## Your objective
The full listing, excluding its pictures, should be printed exactly as it stands.

## Excerpted records
# # #

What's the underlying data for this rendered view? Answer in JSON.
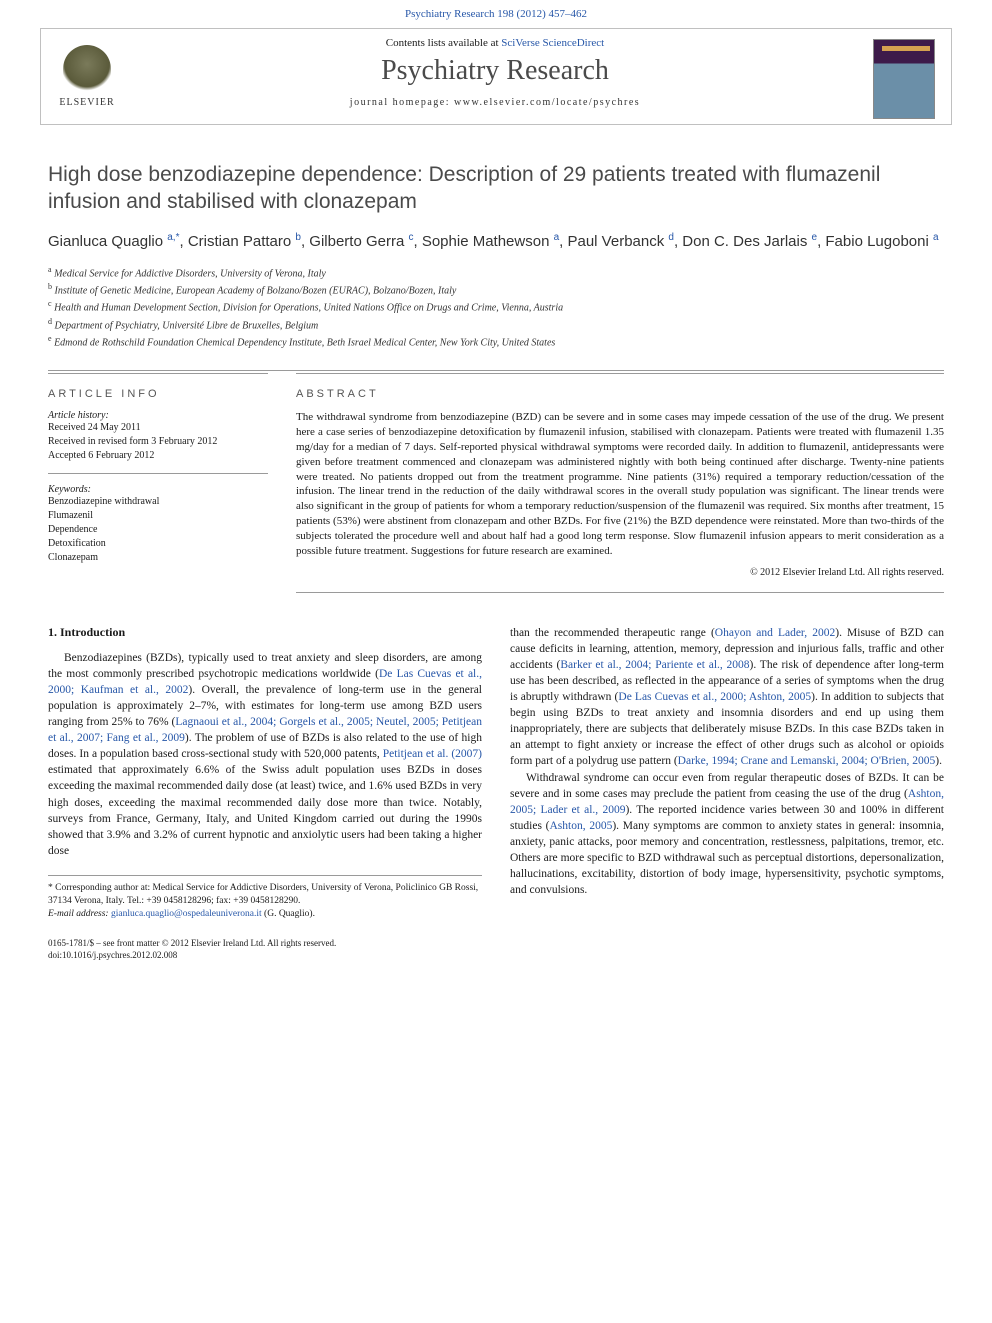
{
  "top_citation": "Psychiatry Research 198 (2012) 457–462",
  "header": {
    "contents_prefix": "Contents lists available at ",
    "contents_link": "SciVerse ScienceDirect",
    "journal_title": "Psychiatry Research",
    "homepage_label": "journal homepage: www.elsevier.com/locate/psychres",
    "publisher": "ELSEVIER"
  },
  "article": {
    "title": "High dose benzodiazepine dependence: Description of 29 patients treated with flumazenil infusion and stabilised with clonazepam",
    "authors_html": "Gianluca Quaglio <a class=\"sup\" href=\"#\">a,</a><a class=\"sup\" href=\"#\">*</a>, Cristian Pattaro <a class=\"sup\" href=\"#\">b</a>, Gilberto Gerra <a class=\"sup\" href=\"#\">c</a>, Sophie Mathewson <a class=\"sup\" href=\"#\">a</a>, Paul Verbanck <a class=\"sup\" href=\"#\">d</a>, Don C. Des Jarlais <a class=\"sup\" href=\"#\">e</a>, Fabio Lugoboni <a class=\"sup\" href=\"#\">a</a>",
    "affiliations": [
      {
        "sup": "a",
        "text": "Medical Service for Addictive Disorders, University of Verona, Italy"
      },
      {
        "sup": "b",
        "text": "Institute of Genetic Medicine, European Academy of Bolzano/Bozen (EURAC), Bolzano/Bozen, Italy"
      },
      {
        "sup": "c",
        "text": "Health and Human Development Section, Division for Operations, United Nations Office on Drugs and Crime, Vienna, Austria"
      },
      {
        "sup": "d",
        "text": "Department of Psychiatry, Université Libre de Bruxelles, Belgium"
      },
      {
        "sup": "e",
        "text": "Edmond de Rothschild Foundation Chemical Dependency Institute, Beth Israel Medical Center, New York City, United States"
      }
    ]
  },
  "info": {
    "heading": "ARTICLE INFO",
    "history_label": "Article history:",
    "received": "Received 24 May 2011",
    "revised": "Received in revised form 3 February 2012",
    "accepted": "Accepted 6 February 2012",
    "keywords_label": "Keywords:",
    "keywords": [
      "Benzodiazepine withdrawal",
      "Flumazenil",
      "Dependence",
      "Detoxification",
      "Clonazepam"
    ]
  },
  "abstract": {
    "heading": "ABSTRACT",
    "text": "The withdrawal syndrome from benzodiazepine (BZD) can be severe and in some cases may impede cessation of the use of the drug. We present here a case series of benzodiazepine detoxification by flumazenil infusion, stabilised with clonazepam. Patients were treated with flumazenil 1.35 mg/day for a median of 7 days. Self-reported physical withdrawal symptoms were recorded daily. In addition to flumazenil, antidepressants were given before treatment commenced and clonazepam was administered nightly with both being continued after discharge. Twenty-nine patients were treated. No patients dropped out from the treatment programme. Nine patients (31%) required a temporary reduction/cessation of the infusion. The linear trend in the reduction of the daily withdrawal scores in the overall study population was significant. The linear trends were also significant in the group of patients for whom a temporary reduction/suspension of the flumazenil was required. Six months after treatment, 15 patients (53%) were abstinent from clonazepam and other BZDs. For five (21%) the BZD dependence were reinstated. More than two-thirds of the subjects tolerated the procedure well and about half had a good long term response. Slow flumazenil infusion appears to merit consideration as a possible future treatment. Suggestions for future research are examined.",
    "copyright": "© 2012 Elsevier Ireland Ltd. All rights reserved."
  },
  "body": {
    "section_heading": "1. Introduction",
    "col1": "Benzodiazepines (BZDs), typically used to treat anxiety and sleep disorders, are among the most commonly prescribed psychotropic medications worldwide (<a href=\"#\">De Las Cuevas et al., 2000; Kaufman et al., 2002</a>). Overall, the prevalence of long-term use in the general population is approximately 2–7%, with estimates for long-term use among BZD users ranging from 25% to 76% (<a href=\"#\">Lagnaoui et al., 2004; Gorgels et al., 2005; Neutel, 2005; Petitjean et al., 2007; Fang et al., 2009</a>). The problem of use of BZDs is also related to the use of high doses. In a population based cross-sectional study with 520,000 patents, <a href=\"#\">Petitjean et al. (2007)</a> estimated that approximately 6.6% of the Swiss adult population uses BZDs in doses exceeding the maximal recommended daily dose (at least) twice, and 1.6% used BZDs in very high doses, exceeding the maximal recommended daily dose more than twice. Notably, surveys from France, Germany, Italy, and United Kingdom carried out during the 1990s showed that 3.9% and 3.2% of current hypnotic and anxiolytic users had been taking a higher dose",
    "col2_p1": "than the recommended therapeutic range (<a href=\"#\">Ohayon and Lader, 2002</a>). Misuse of BZD can cause deficits in learning, attention, memory, depression and injurious falls, traffic and other accidents (<a href=\"#\">Barker et al., 2004; Pariente et al., 2008</a>). The risk of dependence after long-term use has been described, as reflected in the appearance of a series of symptoms when the drug is abruptly withdrawn (<a href=\"#\">De Las Cuevas et al., 2000; Ashton, 2005</a>). In addition to subjects that begin using BZDs to treat anxiety and insomnia disorders and end up using them inappropriately, there are subjects that deliberately misuse BZDs. In this case BZDs taken in an attempt to fight anxiety or increase the effect of other drugs such as alcohol or opioids form part of a polydrug use pattern (<a href=\"#\">Darke, 1994; Crane and Lemanski, 2004; O'Brien, 2005</a>).",
    "col2_p2": "Withdrawal syndrome can occur even from regular therapeutic doses of BZDs. It can be severe and in some cases may preclude the patient from ceasing the use of the drug (<a href=\"#\">Ashton, 2005; Lader et al., 2009</a>). The reported incidence varies between 30 and 100% in different studies (<a href=\"#\">Ashton, 2005</a>). Many symptoms are common to anxiety states in general: insomnia, anxiety, panic attacks, poor memory and concentration, restlessness, palpitations, tremor, etc. Others are more specific to BZD withdrawal such as perceptual distortions, depersonalization, hallucinations, excitability, distortion of body image, hypersensitivity, psychotic symptoms, and convulsions."
  },
  "footnote": {
    "corresponding": "* Corresponding author at: Medical Service for Addictive Disorders, University of Verona, Policlinico GB Rossi, 37134 Verona, Italy. Tel.: +39 0458128296; fax: +39 0458128290.",
    "email_label": "E-mail address: ",
    "email": "gianluca.quaglio@ospedaleuniverona.it",
    "email_suffix": " (G. Quaglio)."
  },
  "bottom": {
    "line1": "0165-1781/$ – see front matter © 2012 Elsevier Ireland Ltd. All rights reserved.",
    "line2": "doi:10.1016/j.psychres.2012.02.008"
  },
  "styling": {
    "link_color": "#2757a8",
    "text_color": "#1a1a1a",
    "heading_color": "#4a4a4a",
    "border_color": "#9a9a9a",
    "body_font_size": 11.5,
    "abstract_font_size": 11,
    "title_font_size": 21,
    "journal_title_font_size": 28
  }
}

# # #

## Result for this exercise
What's the underlying data for this rendered view? Answer in JSON.
{
  "top_citation": "Psychiatry Research 198 (2012) 457–462",
  "header": {
    "contents_prefix": "Contents lists available at ",
    "contents_link": "SciVerse ScienceDirect",
    "journal_title": "Psychiatry Research",
    "homepage_label": "journal homepage: www.elsevier.com/locate/psychres",
    "publisher": "ELSEVIER"
  },
  "article": {
    "title": "High dose benzodiazepine dependence: Description of 29 patients treated with flumazenil infusion and stabilised with clonazepam",
    "authors_html": "Gianluca Quaglio <a class=\"sup\" href=\"#\">a,</a><a class=\"sup\" href=\"#\">*</a>, Cristian Pattaro <a class=\"sup\" href=\"#\">b</a>, Gilberto Gerra <a class=\"sup\" href=\"#\">c</a>, Sophie Mathewson <a class=\"sup\" href=\"#\">a</a>, Paul Verbanck <a class=\"sup\" href=\"#\">d</a>, Don C. Des Jarlais <a class=\"sup\" href=\"#\">e</a>, Fabio Lugoboni <a class=\"sup\" href=\"#\">a</a>",
    "affiliations": [
      {
        "sup": "a",
        "text": "Medical Service for Addictive Disorders, University of Verona, Italy"
      },
      {
        "sup": "b",
        "text": "Institute of Genetic Medicine, European Academy of Bolzano/Bozen (EURAC), Bolzano/Bozen, Italy"
      },
      {
        "sup": "c",
        "text": "Health and Human Development Section, Division for Operations, United Nations Office on Drugs and Crime, Vienna, Austria"
      },
      {
        "sup": "d",
        "text": "Department of Psychiatry, Université Libre de Bruxelles, Belgium"
      },
      {
        "sup": "e",
        "text": "Edmond de Rothschild Foundation Chemical Dependency Institute, Beth Israel Medical Center, New York City, United States"
      }
    ]
  },
  "info": {
    "heading": "ARTICLE INFO",
    "history_label": "Article history:",
    "received": "Received 24 May 2011",
    "revised": "Received in revised form 3 February 2012",
    "accepted": "Accepted 6 February 2012",
    "keywords_label": "Keywords:",
    "keywords": [
      "Benzodiazepine withdrawal",
      "Flumazenil",
      "Dependence",
      "Detoxification",
      "Clonazepam"
    ]
  },
  "abstract": {
    "heading": "ABSTRACT",
    "text": "The withdrawal syndrome from benzodiazepine (BZD) can be severe and in some cases may impede cessation of the use of the drug. We present here a case series of benzodiazepine detoxification by flumazenil infusion, stabilised with clonazepam. Patients were treated with flumazenil 1.35 mg/day for a median of 7 days. Self-reported physical withdrawal symptoms were recorded daily. In addition to flumazenil, antidepressants were given before treatment commenced and clonazepam was administered nightly with both being continued after discharge. Twenty-nine patients were treated. No patients dropped out from the treatment programme. Nine patients (31%) required a temporary reduction/cessation of the infusion. The linear trend in the reduction of the daily withdrawal scores in the overall study population was significant. The linear trends were also significant in the group of patients for whom a temporary reduction/suspension of the flumazenil was required. Six months after treatment, 15 patients (53%) were abstinent from clonazepam and other BZDs. For five (21%) the BZD dependence were reinstated. More than two-thirds of the subjects tolerated the procedure well and about half had a good long term response. Slow flumazenil infusion appears to merit consideration as a possible future treatment. Suggestions for future research are examined.",
    "copyright": "© 2012 Elsevier Ireland Ltd. All rights reserved."
  },
  "body": {
    "section_heading": "1. Introduction",
    "col1": "Benzodiazepines (BZDs), typically used to treat anxiety and sleep disorders, are among the most commonly prescribed psychotropic medications worldwide (<a href=\"#\">De Las Cuevas et al., 2000; Kaufman et al., 2002</a>). Overall, the prevalence of long-term use in the general population is approximately 2–7%, with estimates for long-term use among BZD users ranging from 25% to 76% (<a href=\"#\">Lagnaoui et al., 2004; Gorgels et al., 2005; Neutel, 2005; Petitjean et al., 2007; Fang et al., 2009</a>). The problem of use of BZDs is also related to the use of high doses. In a population based cross-sectional study with 520,000 patents, <a href=\"#\">Petitjean et al. (2007)</a> estimated that approximately 6.6% of the Swiss adult population uses BZDs in doses exceeding the maximal recommended daily dose (at least) twice, and 1.6% used BZDs in very high doses, exceeding the maximal recommended daily dose more than twice. Notably, surveys from France, Germany, Italy, and United Kingdom carried out during the 1990s showed that 3.9% and 3.2% of current hypnotic and anxiolytic users had been taking a higher dose",
    "col2_p1": "than the recommended therapeutic range (<a href=\"#\">Ohayon and Lader, 2002</a>). Misuse of BZD can cause deficits in learning, attention, memory, depression and injurious falls, traffic and other accidents (<a href=\"#\">Barker et al., 2004; Pariente et al., 2008</a>). The risk of dependence after long-term use has been described, as reflected in the appearance of a series of symptoms when the drug is abruptly withdrawn (<a href=\"#\">De Las Cuevas et al., 2000; Ashton, 2005</a>). In addition to subjects that begin using BZDs to treat anxiety and insomnia disorders and end up using them inappropriately, there are subjects that deliberately misuse BZDs. In this case BZDs taken in an attempt to fight anxiety or increase the effect of other drugs such as alcohol or opioids form part of a polydrug use pattern (<a href=\"#\">Darke, 1994; Crane and Lemanski, 2004; O'Brien, 2005</a>).",
    "col2_p2": "Withdrawal syndrome can occur even from regular therapeutic doses of BZDs. It can be severe and in some cases may preclude the patient from ceasing the use of the drug (<a href=\"#\">Ashton, 2005; Lader et al., 2009</a>). The reported incidence varies between 30 and 100% in different studies (<a href=\"#\">Ashton, 2005</a>). Many symptoms are common to anxiety states in general: insomnia, anxiety, panic attacks, poor memory and concentration, restlessness, palpitations, tremor, etc. Others are more specific to BZD withdrawal such as perceptual distortions, depersonalization, hallucinations, excitability, distortion of body image, hypersensitivity, psychotic symptoms, and convulsions."
  },
  "footnote": {
    "corresponding": "* Corresponding author at: Medical Service for Addictive Disorders, University of Verona, Policlinico GB Rossi, 37134 Verona, Italy. Tel.: +39 0458128296; fax: +39 0458128290.",
    "email_label": "E-mail address: ",
    "email": "gianluca.quaglio@ospedaleuniverona.it",
    "email_suffix": " (G. Quaglio)."
  },
  "bottom": {
    "line1": "0165-1781/$ – see front matter © 2012 Elsevier Ireland Ltd. All rights reserved.",
    "line2": "doi:10.1016/j.psychres.2012.02.008"
  },
  "styling": {
    "link_color": "#2757a8",
    "text_color": "#1a1a1a",
    "heading_color": "#4a4a4a",
    "border_color": "#9a9a9a",
    "body_font_size": 11.5,
    "abstract_font_size": 11,
    "title_font_size": 21,
    "journal_title_font_size": 28
  }
}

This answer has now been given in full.